— BEGIN TEXT EXTRACT —
Re: [PATCH] drm/msm: Disable frequency clamping on a630

[Date Prev][Date Next][Thread Prev][Thread Next][Date Index][Thread Index]

 



On Thu, Sep 9, 2021 at 12:50 PM Akhil P Oommen <akhilpo@xxxxxxxxxxxxxx> wrote:
>
> On 9/9/2021 9:42 PM, Amit Pundir wrote:
> > On Thu, 9 Sept 2021 at 17:47, Amit Pundir <amit.pundir@xxxxxxxxxx> wrote:
> >>
> >> On Wed, 8 Sept 2021 at 07:50, Bjorn Andersson
> >> <bjorn.andersson@xxxxxxxxxx> wrote:
> >>>
> >>> On Mon 09 Aug 10:26 PDT 2021, Akhil P Oommen wrote:
> >>>
> >>>> On 8/9/2021 9:48 PM, Caleb Connolly wrote:
> >>>>>
> >>>>>
> >>>>> On 09/08/2021 17:12, Rob Clark wrote:
> >>>>>> On Mon, Aug 9, 2021 at 7:52 AM Akhil P Oommen
> >>>>>> <akhilpo@xxxxxxxxxxxxxx> wrote:
> >>> [..]
> >>>>>>> I am a bit confused. We don't define a power domain for gpu in dt,
> >>>>>>> correct? Then what exactly set_opp do here? Do you think this usleep is
> >>>>>>> what is helping here somehow to mask the issue?
> >>>>> The power domains (for cx and gx) are defined in the GMU DT, the OPPs in
> >>>>> the GPU DT. For the sake of simplicity I'll refer to the lowest
> >>>>> frequency (257000000) and OPP level (RPMH_REGULATOR_LEVEL_LOW_SVS) as
> >>>>> the "min" state, and the highest frequency (710000000) and OPP level
> >>>>> (RPMH_REGULATOR_LEVEL_TURBO_L1) as the "max" state. These are defined in
> >>>>> sdm845.dtsi under the gpu node.
> >>>>>
> >>>>> The new devfreq behaviour unmasks what I think is a driver bug, it
> >>>>> inadvertently puts much more strain on the GPU regulators than they
> >>>>> usually get. With the new behaviour the GPU jumps from it's min state to
> >>>>> the max state and back again extremely rapidly under workloads as small
> >>>>> as refreshing UI. Where previously the GPU would rarely if ever go above
> >>>>> 342MHz when interacting with the device, it now jumps between min and
> >>>>> max many times per second.
> >>>>>
> >>>>> If my understanding is correct, the current implementation of the GMU
> >>>>> set freq is the following:
> >>>>>    - Get OPP for frequency to set
> >>>>>    - Push the frequency to the GMU - immediately updating the core clock
> >>>>>    - Call dev_pm_opp_set_opp() which triggers a notify chain, this winds
> >>>>> up somewhere in power management code and causes the gx regulator level
> >>>>> to be updated
> >>>>
> >>>> Nope. dev_pm_opp_set_opp() sets the bandwidth for gpu and nothing else. We
> >>>> were using a different api earlier which got deprecated -
> >>>> dev_pm_opp_set_bw().
— END TEXT EXTRACT —
— BEGIN EXCERPTED RECORDS —
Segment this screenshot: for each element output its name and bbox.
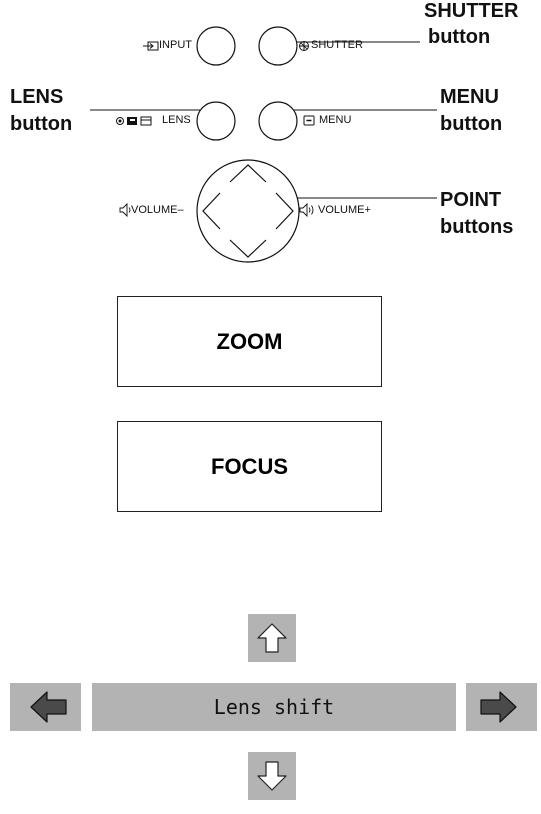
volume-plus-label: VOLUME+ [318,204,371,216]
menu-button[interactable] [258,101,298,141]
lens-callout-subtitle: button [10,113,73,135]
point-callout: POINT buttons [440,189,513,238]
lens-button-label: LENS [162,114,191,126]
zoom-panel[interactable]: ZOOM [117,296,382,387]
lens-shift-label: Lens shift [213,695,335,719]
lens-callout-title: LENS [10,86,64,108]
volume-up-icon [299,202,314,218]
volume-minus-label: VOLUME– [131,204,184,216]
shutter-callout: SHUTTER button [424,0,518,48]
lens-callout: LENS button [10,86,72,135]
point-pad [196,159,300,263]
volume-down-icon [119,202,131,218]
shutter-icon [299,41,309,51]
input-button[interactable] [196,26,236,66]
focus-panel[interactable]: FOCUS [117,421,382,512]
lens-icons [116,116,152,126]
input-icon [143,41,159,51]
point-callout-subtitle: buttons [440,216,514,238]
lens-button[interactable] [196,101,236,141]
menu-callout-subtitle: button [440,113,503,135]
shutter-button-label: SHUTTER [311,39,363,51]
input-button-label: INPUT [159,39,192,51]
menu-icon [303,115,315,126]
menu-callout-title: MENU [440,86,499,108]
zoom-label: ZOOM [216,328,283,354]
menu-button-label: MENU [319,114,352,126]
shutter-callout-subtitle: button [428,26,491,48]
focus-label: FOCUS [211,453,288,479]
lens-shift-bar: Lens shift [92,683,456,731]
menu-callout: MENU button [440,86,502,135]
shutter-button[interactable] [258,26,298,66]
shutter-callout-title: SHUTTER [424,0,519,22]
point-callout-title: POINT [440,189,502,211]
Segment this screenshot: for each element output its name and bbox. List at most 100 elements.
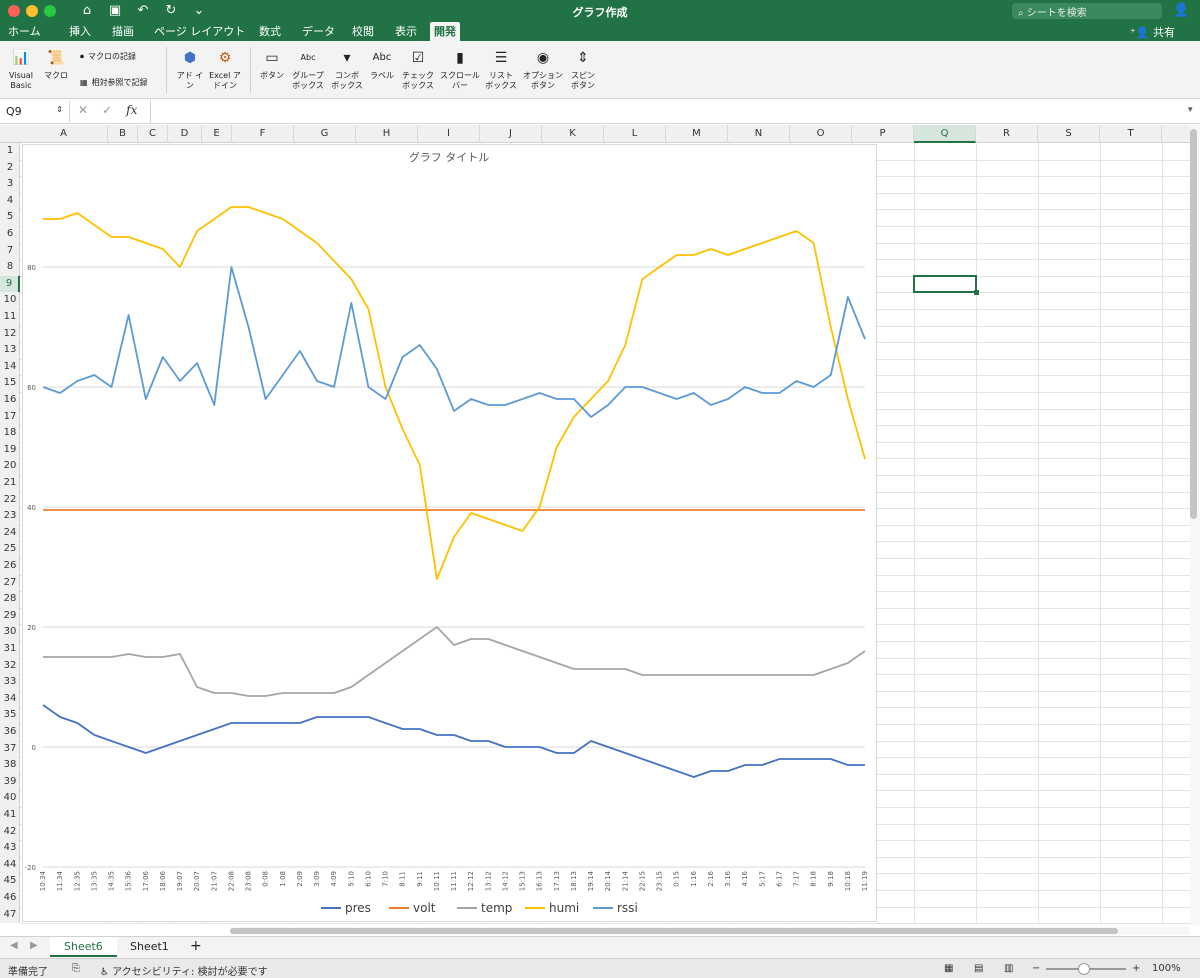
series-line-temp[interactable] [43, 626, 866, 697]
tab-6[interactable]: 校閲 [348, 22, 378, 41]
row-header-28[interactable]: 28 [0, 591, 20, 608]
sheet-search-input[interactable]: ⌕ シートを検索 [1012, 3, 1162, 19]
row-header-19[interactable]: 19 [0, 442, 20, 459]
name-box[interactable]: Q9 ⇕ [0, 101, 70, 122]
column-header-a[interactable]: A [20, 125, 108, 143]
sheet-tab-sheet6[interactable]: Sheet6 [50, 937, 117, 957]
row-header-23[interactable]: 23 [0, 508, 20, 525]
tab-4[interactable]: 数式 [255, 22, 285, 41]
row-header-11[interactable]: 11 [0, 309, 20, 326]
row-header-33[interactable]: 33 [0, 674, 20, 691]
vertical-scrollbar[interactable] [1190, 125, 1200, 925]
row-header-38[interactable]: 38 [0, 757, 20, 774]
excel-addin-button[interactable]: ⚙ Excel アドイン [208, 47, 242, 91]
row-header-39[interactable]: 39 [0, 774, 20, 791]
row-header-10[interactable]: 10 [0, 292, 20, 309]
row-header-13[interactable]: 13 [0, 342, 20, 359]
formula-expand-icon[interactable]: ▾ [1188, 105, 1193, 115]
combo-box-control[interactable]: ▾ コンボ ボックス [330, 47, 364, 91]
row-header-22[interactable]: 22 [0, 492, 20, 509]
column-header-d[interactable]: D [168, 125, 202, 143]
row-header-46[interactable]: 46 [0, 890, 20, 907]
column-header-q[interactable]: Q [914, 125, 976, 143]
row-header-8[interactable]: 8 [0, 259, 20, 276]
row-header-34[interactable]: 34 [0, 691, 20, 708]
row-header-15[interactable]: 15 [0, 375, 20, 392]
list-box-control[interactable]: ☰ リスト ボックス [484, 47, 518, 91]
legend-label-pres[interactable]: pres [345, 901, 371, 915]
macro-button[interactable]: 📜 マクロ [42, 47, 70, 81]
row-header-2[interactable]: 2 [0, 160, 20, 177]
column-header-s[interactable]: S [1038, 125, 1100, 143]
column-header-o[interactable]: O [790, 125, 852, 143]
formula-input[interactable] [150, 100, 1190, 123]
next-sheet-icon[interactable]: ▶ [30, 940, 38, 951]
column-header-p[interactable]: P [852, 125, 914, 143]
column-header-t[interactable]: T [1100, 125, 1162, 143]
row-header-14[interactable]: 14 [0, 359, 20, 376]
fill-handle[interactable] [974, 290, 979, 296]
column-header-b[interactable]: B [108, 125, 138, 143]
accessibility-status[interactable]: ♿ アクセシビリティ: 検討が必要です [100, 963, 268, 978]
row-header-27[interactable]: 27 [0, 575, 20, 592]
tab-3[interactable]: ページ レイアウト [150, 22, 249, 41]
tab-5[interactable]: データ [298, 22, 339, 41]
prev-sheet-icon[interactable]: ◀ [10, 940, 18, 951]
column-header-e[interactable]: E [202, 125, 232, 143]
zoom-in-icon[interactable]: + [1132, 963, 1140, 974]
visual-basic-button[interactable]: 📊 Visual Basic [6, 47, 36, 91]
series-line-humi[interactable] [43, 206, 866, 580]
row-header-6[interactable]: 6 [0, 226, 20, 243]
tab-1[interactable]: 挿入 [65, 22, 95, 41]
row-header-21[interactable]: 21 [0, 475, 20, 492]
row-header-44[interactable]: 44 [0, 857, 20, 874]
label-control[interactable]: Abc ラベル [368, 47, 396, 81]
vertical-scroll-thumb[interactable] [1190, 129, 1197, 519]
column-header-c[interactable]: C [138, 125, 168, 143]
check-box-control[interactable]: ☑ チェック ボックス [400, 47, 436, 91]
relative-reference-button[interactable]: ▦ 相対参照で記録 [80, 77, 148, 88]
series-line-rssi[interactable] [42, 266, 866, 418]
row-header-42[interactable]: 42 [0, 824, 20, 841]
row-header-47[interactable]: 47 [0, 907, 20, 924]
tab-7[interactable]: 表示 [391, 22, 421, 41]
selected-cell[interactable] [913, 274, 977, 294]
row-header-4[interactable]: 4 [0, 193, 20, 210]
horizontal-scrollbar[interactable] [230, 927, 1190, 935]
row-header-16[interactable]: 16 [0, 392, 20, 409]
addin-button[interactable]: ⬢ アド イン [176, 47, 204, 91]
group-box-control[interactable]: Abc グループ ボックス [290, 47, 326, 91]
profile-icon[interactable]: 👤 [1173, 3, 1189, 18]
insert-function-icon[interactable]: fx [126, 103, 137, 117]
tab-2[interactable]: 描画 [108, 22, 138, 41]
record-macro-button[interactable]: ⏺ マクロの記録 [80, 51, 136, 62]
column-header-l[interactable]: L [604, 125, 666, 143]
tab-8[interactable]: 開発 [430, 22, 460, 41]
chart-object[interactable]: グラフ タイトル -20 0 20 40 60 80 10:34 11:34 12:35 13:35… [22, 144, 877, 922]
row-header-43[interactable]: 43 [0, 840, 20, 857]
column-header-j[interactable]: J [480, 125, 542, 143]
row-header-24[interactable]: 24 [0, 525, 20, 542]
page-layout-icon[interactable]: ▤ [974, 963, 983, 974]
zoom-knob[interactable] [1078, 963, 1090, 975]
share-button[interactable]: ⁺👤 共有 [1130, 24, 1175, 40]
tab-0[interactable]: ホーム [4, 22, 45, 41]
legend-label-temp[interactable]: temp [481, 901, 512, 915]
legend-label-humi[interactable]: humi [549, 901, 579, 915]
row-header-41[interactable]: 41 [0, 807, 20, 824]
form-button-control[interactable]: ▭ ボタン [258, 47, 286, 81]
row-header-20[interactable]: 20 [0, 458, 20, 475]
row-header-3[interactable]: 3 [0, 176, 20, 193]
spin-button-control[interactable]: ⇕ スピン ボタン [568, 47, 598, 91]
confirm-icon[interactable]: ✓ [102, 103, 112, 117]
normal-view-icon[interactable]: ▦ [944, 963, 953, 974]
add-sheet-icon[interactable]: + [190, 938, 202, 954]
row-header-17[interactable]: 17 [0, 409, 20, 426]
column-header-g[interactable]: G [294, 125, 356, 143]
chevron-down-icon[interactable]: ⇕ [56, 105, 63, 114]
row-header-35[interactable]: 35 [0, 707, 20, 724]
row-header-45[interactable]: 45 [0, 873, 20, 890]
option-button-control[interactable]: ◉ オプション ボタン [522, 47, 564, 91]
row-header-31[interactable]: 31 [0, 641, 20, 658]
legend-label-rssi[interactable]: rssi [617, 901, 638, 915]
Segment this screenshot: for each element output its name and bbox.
— END EXCERPTED RECORDS —
THE TASK:
In the mailing-list thread on disabling frequency clamping on a630, which frequency is given for the "max" state?

REPLY TO THE TASK:
710000000